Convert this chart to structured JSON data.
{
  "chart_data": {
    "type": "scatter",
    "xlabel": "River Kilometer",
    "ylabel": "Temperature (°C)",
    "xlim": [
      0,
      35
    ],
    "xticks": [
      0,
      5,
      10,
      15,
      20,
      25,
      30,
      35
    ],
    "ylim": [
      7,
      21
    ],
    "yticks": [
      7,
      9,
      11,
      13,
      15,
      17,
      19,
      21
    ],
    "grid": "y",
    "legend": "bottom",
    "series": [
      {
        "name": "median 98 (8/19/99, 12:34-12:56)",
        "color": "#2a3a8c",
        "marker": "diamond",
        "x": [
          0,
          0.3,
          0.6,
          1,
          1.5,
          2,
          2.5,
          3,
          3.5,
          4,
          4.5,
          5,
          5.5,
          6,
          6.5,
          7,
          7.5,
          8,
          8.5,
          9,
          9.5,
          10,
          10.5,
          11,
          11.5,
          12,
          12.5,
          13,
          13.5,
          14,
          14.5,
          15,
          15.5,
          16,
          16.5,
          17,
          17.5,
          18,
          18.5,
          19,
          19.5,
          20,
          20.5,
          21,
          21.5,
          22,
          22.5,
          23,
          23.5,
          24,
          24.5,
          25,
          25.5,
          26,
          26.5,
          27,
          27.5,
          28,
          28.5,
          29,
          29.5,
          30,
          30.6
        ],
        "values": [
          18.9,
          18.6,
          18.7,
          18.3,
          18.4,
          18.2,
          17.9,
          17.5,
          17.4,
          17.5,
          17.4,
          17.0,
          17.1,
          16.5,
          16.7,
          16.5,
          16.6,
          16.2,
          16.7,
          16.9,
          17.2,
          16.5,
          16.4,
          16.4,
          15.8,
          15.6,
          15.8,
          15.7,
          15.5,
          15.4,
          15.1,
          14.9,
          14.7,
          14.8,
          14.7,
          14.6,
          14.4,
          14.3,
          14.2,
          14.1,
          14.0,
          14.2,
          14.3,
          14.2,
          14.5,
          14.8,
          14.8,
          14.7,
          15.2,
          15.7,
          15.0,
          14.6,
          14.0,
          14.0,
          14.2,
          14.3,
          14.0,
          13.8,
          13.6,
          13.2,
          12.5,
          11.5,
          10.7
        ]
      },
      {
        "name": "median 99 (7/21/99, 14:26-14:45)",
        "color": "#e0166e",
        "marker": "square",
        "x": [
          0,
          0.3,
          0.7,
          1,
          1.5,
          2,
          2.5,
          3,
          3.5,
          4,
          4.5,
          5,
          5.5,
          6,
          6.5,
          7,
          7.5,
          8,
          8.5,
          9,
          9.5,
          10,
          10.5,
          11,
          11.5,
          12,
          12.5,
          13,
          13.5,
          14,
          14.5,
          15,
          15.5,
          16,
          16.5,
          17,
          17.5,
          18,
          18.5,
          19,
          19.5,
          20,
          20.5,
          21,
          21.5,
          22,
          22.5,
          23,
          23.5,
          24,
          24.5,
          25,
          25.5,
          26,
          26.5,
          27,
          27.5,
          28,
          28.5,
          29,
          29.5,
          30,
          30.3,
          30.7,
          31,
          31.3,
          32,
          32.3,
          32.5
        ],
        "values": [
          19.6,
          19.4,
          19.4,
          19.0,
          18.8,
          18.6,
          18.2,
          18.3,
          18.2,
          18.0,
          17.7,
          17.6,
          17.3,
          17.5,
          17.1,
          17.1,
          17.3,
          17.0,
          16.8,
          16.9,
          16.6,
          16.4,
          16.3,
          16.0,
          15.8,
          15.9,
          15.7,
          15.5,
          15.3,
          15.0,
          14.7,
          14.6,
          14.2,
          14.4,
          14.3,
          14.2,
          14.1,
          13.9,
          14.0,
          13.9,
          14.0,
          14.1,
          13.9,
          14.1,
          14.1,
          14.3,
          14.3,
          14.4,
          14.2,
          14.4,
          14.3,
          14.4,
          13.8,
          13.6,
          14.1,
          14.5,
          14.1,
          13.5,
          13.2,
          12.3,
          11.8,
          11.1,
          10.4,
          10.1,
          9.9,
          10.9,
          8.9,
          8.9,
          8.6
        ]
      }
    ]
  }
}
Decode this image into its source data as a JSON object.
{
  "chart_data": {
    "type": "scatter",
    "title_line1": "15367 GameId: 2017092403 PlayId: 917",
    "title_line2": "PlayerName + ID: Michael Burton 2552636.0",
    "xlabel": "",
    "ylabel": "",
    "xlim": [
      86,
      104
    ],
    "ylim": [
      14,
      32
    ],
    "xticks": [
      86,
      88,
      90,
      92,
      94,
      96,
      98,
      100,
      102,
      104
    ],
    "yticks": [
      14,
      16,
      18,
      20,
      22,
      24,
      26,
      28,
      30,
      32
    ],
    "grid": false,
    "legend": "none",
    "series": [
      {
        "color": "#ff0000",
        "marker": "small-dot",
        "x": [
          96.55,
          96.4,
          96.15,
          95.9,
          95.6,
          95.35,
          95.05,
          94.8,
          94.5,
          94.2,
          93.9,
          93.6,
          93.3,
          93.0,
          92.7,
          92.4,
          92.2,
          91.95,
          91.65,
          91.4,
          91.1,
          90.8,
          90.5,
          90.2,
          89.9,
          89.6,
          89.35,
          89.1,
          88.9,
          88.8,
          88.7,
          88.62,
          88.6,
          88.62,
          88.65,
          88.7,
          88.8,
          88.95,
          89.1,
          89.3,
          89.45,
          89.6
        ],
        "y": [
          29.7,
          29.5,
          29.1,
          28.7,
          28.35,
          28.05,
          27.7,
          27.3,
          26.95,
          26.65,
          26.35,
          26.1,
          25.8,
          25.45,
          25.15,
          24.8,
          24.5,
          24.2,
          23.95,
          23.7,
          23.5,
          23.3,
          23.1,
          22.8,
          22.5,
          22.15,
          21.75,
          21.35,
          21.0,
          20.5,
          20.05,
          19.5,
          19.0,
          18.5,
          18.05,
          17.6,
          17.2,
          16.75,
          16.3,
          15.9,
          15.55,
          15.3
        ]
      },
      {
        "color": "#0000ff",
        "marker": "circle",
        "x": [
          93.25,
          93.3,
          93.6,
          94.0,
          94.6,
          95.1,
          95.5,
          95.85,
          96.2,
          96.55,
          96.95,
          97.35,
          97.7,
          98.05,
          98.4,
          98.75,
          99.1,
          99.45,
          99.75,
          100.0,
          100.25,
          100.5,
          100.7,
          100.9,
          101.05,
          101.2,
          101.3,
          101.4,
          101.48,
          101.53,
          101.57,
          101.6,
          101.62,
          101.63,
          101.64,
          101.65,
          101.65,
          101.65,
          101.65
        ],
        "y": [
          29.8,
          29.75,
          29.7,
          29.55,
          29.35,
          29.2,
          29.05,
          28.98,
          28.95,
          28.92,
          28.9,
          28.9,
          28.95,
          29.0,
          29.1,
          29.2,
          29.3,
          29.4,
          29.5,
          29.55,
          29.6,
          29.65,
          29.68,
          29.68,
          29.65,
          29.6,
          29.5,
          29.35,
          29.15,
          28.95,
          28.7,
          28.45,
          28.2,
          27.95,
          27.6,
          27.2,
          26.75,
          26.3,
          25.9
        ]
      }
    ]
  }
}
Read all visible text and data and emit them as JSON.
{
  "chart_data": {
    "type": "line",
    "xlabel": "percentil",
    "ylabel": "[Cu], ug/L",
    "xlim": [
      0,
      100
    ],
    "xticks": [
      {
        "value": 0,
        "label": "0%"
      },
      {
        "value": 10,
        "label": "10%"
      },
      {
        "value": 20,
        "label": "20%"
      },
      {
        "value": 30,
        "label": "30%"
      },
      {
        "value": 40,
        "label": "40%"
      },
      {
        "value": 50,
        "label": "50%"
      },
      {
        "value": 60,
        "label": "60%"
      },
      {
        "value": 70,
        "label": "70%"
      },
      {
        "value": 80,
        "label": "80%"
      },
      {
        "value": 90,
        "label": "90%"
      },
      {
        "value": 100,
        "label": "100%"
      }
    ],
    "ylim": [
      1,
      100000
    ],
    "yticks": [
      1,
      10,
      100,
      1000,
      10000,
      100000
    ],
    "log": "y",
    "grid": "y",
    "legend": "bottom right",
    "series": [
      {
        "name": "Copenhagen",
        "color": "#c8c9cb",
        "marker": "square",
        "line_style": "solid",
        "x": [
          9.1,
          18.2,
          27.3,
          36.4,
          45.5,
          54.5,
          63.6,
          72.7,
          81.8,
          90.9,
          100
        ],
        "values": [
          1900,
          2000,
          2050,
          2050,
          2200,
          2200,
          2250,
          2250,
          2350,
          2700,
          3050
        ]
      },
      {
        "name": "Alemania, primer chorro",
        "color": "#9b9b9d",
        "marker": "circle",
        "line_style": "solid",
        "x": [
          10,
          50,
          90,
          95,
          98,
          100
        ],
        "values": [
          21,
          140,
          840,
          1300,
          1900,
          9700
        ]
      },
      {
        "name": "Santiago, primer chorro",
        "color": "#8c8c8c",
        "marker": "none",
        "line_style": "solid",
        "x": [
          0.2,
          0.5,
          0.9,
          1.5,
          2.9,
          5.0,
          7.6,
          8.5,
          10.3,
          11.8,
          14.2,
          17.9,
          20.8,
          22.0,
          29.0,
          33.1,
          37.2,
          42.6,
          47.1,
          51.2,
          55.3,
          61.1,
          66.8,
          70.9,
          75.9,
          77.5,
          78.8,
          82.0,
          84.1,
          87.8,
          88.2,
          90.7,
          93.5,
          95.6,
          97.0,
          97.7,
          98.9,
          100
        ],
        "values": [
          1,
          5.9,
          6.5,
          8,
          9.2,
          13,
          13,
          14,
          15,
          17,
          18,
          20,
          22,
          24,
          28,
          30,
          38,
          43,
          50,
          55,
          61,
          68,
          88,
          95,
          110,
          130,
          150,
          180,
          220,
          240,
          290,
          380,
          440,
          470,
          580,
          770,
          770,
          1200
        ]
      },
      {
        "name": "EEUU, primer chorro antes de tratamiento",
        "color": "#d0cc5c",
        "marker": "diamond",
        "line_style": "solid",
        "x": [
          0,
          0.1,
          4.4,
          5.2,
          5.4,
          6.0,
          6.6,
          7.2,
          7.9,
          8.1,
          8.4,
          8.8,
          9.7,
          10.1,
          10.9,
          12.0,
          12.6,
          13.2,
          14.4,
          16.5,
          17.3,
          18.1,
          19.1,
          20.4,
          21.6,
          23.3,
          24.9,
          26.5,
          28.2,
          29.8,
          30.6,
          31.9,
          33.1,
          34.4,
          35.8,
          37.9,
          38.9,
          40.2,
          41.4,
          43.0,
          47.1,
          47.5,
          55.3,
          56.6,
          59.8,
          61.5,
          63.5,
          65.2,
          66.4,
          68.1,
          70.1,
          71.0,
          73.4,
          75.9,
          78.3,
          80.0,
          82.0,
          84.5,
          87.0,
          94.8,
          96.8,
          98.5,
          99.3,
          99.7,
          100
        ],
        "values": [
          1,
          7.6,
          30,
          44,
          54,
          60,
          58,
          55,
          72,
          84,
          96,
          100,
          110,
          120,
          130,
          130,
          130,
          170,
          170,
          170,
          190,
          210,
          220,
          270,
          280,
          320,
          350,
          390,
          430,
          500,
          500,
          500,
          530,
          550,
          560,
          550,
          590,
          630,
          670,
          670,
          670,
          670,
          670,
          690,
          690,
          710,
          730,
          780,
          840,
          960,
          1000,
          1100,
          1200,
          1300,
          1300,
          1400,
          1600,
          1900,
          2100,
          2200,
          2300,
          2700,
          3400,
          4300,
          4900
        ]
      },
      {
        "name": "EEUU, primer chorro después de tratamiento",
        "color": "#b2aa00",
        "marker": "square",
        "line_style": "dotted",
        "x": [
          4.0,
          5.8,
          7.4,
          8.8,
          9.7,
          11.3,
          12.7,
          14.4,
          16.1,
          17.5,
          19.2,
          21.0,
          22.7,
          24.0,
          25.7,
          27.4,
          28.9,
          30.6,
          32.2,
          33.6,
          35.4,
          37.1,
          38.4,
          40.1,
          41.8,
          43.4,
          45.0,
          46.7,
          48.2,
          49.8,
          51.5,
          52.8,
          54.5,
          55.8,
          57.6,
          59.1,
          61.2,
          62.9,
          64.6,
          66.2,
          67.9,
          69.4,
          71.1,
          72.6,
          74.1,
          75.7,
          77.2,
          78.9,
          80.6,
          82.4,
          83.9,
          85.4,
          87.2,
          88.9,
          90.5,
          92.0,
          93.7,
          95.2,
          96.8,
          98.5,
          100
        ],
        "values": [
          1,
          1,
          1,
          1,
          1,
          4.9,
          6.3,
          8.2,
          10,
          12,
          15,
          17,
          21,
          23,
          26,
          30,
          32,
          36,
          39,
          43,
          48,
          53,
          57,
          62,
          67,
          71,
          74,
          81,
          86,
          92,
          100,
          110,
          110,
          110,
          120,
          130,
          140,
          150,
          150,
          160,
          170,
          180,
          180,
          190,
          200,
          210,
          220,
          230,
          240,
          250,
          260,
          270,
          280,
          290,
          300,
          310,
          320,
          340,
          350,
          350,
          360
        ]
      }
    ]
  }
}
#####
PROBLEM TO WORK ON ->
Pick out the lines that have the word "legend". Copy them all.

RESULT OF THIS EXERCISE ->
    "legend": "bottom",
    "legend": "none",
    "legend": "bottom right",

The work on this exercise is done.